== INFORMATION SHOWN ==
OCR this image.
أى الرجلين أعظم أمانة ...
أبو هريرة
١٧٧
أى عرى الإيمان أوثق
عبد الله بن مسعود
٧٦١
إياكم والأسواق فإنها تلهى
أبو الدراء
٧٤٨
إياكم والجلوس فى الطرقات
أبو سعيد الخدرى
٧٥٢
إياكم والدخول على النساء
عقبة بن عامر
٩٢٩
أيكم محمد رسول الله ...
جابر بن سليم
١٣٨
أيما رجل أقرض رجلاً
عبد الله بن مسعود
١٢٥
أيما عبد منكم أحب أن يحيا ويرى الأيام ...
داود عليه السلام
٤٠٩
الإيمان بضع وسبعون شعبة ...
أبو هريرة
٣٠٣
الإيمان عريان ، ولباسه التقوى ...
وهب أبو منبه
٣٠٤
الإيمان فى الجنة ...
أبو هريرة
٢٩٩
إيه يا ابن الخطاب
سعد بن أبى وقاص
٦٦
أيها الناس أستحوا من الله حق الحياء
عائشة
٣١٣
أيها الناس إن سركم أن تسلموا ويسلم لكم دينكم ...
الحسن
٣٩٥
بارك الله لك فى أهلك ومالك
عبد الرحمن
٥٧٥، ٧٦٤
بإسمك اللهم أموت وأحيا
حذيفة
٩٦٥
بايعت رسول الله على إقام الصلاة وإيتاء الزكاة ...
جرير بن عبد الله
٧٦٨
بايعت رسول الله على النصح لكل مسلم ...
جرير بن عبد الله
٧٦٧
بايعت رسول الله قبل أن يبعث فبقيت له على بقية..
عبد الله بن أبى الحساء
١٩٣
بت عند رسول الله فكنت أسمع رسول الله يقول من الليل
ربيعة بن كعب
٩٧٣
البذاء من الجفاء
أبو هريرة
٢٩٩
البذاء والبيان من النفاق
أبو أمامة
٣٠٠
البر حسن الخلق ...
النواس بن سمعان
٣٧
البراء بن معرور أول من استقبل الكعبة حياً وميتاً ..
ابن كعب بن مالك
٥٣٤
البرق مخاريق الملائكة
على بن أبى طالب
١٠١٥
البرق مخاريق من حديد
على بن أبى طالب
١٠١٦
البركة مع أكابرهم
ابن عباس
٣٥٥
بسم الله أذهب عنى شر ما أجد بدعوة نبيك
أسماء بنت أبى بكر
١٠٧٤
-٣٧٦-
===
TASK TO CARRY OUT:
Without omitting anything, output the entries exactly.

WRITTEN REPLY:
OCR this image.
أى الرجلين أعظم أمانة ...
أبو هريرة
١٧٧
أى عرى الإيمان أوثق
عبد الله بن مسعود
٧٦١
إياكم والأسواق فإنها تلهى
أبو الدراء
٧٤٨
إياكم والجلوس فى الطرقات
أبو سعيد الخدرى
٧٥٢
إياكم والدخول على النساء
عقبة بن عامر
٩٢٩
أيكم محمد رسول الله ...
جابر بن سليم
١٣٨
أيما رجل أقرض رجلاً
عبد الله بن مسعود
١٢٥
أيما عبد منكم أحب أن يحيا ويرى الأيام ...
داود عليه السلام
٤٠٩
الإيمان بضع وسبعون شعبة ...
أبو هريرة
٣٠٣
الإيمان عريان ، ولباسه التقوى ...
وهب أبو منبه
٣٠٤
الإيمان فى الجنة ...
أبو هريرة
٢٩٩
إيه يا ابن الخطاب
سعد بن أبى وقاص
٦٦
أيها الناس أستحوا من الله حق الحياء
عائشة
٣١٣
أيها الناس إن سركم أن تسلموا ويسلم لكم دينكم ...
الحسن
٣٩٥
بارك الله لك فى أهلك ومالك
عبد الرحمن
٥٧٥، ٧٦٤
بإسمك اللهم أموت وأحيا
حذيفة
٩٦٥
بايعت رسول الله على إقام الصلاة وإيتاء الزكاة ...
جرير بن عبد الله
٧٦٨
بايعت رسول الله على النصح لكل مسلم ...
جرير بن عبد الله
٧٦٧
بايعت رسول الله قبل أن يبعث فبقيت له على بقية..
عبد الله بن أبى الحساء
١٩٣
بت عند رسول الله فكنت أسمع رسول الله يقول من الليل
ربيعة بن كعب
٩٧٣
البذاء من الجفاء
أبو هريرة
٢٩٩
البذاء والبيان من النفاق
أبو أمامة
٣٠٠
البر حسن الخلق ...
النواس بن سمعان
٣٧
البراء بن معرور أول من استقبل الكعبة حياً وميتاً ..
ابن كعب بن مالك
٥٣٤
البرق مخاريق الملائكة
على بن أبى طالب
١٠١٥
البرق مخاريق من حديد
على بن أبى طالب
١٠١٦
البركة مع أكابرهم
ابن عباس
٣٥٥
بسم الله أذهب عنى شر ما أجد بدعوة نبيك
أسماء بنت أبى بكر
١٠٧٤
-٣٧٦-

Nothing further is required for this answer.